* start GIVEN RECORDS *

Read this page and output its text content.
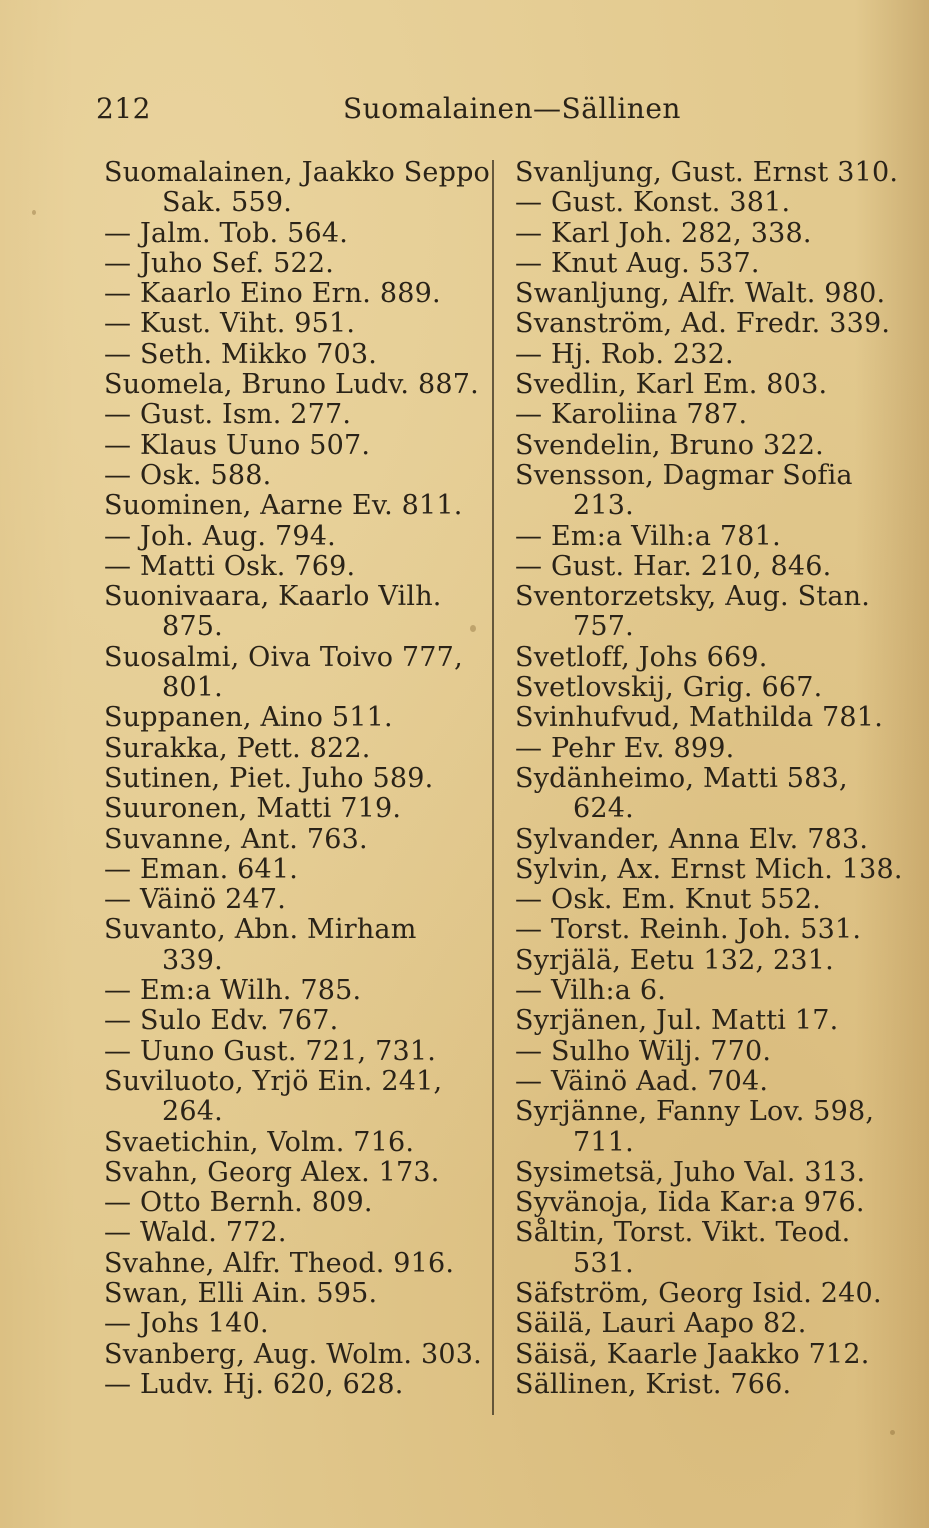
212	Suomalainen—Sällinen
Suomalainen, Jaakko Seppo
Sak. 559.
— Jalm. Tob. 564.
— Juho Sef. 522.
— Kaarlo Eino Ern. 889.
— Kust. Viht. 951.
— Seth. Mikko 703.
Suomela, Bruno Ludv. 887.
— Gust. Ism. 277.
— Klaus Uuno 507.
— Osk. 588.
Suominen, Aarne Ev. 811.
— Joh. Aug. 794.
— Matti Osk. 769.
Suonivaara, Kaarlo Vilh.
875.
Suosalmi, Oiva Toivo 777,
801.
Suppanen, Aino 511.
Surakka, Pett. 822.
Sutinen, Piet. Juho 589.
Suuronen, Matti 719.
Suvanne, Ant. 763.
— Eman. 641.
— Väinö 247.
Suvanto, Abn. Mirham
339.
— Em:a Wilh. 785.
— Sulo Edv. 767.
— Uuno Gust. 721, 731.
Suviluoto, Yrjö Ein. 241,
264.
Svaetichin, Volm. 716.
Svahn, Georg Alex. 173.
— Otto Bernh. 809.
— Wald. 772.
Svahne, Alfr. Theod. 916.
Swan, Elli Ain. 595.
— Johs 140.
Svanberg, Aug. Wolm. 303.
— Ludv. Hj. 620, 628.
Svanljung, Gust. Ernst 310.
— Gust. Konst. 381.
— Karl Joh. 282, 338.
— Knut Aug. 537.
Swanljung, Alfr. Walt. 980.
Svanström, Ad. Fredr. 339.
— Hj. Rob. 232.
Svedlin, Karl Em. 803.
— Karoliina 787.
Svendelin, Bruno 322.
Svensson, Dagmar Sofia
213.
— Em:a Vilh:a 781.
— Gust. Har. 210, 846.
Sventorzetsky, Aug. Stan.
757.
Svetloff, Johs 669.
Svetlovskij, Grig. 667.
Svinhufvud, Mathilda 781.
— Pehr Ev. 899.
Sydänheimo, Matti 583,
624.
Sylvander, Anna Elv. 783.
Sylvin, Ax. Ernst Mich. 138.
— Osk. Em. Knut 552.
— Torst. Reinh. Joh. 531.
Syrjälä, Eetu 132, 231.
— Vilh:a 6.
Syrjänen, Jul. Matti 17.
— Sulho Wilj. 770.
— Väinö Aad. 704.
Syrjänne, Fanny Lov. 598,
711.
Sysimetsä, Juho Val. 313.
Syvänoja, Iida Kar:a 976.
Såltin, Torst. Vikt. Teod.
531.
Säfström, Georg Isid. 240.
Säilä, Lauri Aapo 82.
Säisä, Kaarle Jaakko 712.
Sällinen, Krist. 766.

* end GIVEN RECORDS *
* start GIVEN RECORDS *

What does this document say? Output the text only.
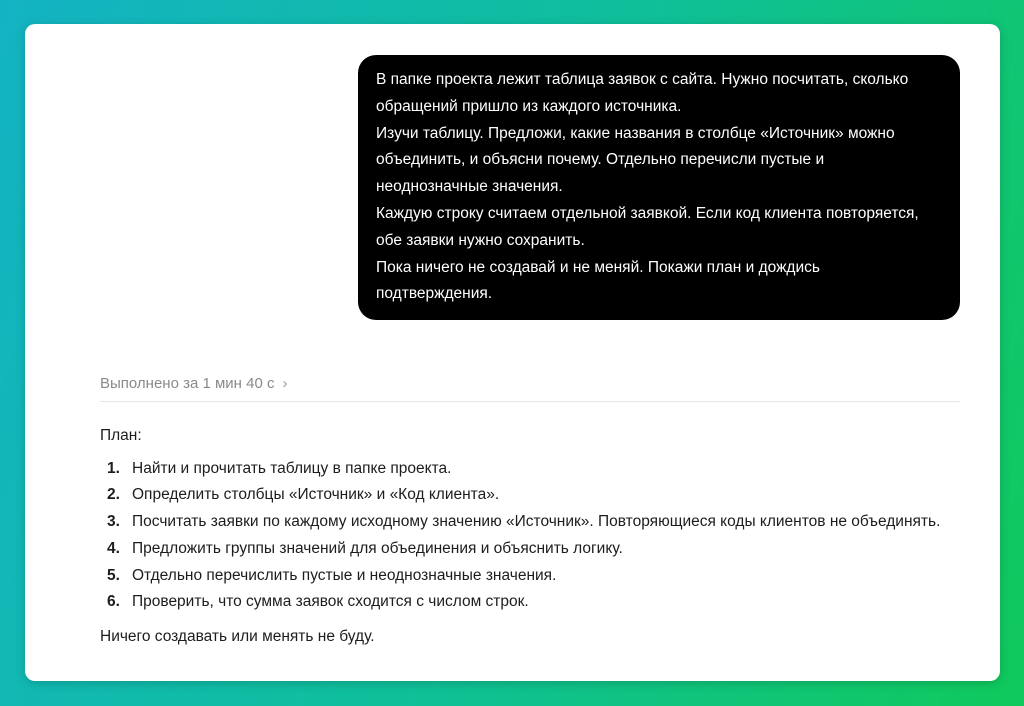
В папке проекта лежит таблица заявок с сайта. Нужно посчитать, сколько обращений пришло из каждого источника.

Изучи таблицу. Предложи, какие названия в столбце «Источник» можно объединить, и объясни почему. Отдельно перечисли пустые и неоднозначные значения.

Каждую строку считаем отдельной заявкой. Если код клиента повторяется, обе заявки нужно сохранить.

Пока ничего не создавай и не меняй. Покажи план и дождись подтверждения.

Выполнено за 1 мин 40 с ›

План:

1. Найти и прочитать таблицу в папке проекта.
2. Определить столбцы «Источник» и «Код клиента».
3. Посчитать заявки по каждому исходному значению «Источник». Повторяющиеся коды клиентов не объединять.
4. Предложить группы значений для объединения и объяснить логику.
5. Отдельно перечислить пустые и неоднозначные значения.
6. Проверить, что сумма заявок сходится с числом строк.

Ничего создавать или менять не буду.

* end GIVEN RECORDS *

• **TASK BRIEF**
Collect the complete line wherever the string "Matti" appears in the records.

• **RESPONSE BELOW**
— Matti Osk. 769.
Suuronen, Matti 719.
Sydänheimo, Matti 583,
Syrjänen, Jul. Matti 17.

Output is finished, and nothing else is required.